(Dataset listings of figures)
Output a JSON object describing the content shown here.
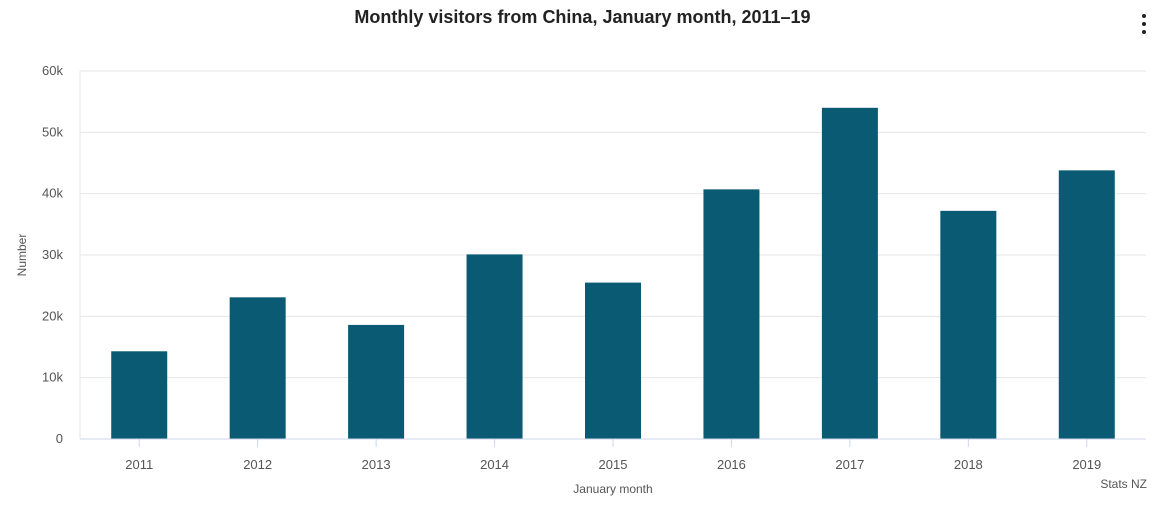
{
  "chart_data": {
    "type": "bar",
    "title": "Monthly visitors from China, January month, 2011–19",
    "xlabel": "January month",
    "ylabel": "Number",
    "categories": [
      "2011",
      "2012",
      "2013",
      "2014",
      "2015",
      "2016",
      "2017",
      "2018",
      "2019"
    ],
    "values": [
      14300,
      23100,
      18600,
      30100,
      25500,
      40700,
      54000,
      37200,
      43800
    ],
    "ylim": [
      0,
      60000
    ],
    "yticks": [
      0,
      10000,
      20000,
      30000,
      40000,
      50000,
      60000
    ],
    "ytick_labels": [
      "0",
      "10k",
      "20k",
      "30k",
      "40k",
      "50k",
      "60k"
    ],
    "grid": true,
    "legend": "none",
    "bar_color": "#0a5a73",
    "credit": "Stats NZ"
  },
  "menu": {
    "icon": "vertical-ellipsis-icon"
  }
}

What is asked
All the records need to be repeated exactly, with the images dropped.

The solution
Output a JSON object describing the content shown here.
{
  "chart_data": {
    "type": "bar",
    "title": "Monthly visitors from China, January month, 2011–19",
    "xlabel": "January month",
    "ylabel": "Number",
    "categories": [
      "2011",
      "2012",
      "2013",
      "2014",
      "2015",
      "2016",
      "2017",
      "2018",
      "2019"
    ],
    "values": [
      14300,
      23100,
      18600,
      30100,
      25500,
      40700,
      54000,
      37200,
      43800
    ],
    "ylim": [
      0,
      60000
    ],
    "yticks": [
      0,
      10000,
      20000,
      30000,
      40000,
      50000,
      60000
    ],
    "ytick_labels": [
      "0",
      "10k",
      "20k",
      "30k",
      "40k",
      "50k",
      "60k"
    ],
    "grid": true,
    "legend": "none",
    "bar_color": "#0a5a73",
    "credit": "Stats NZ"
  },
  "menu": {
    "icon": "vertical-ellipsis-icon"
  }
}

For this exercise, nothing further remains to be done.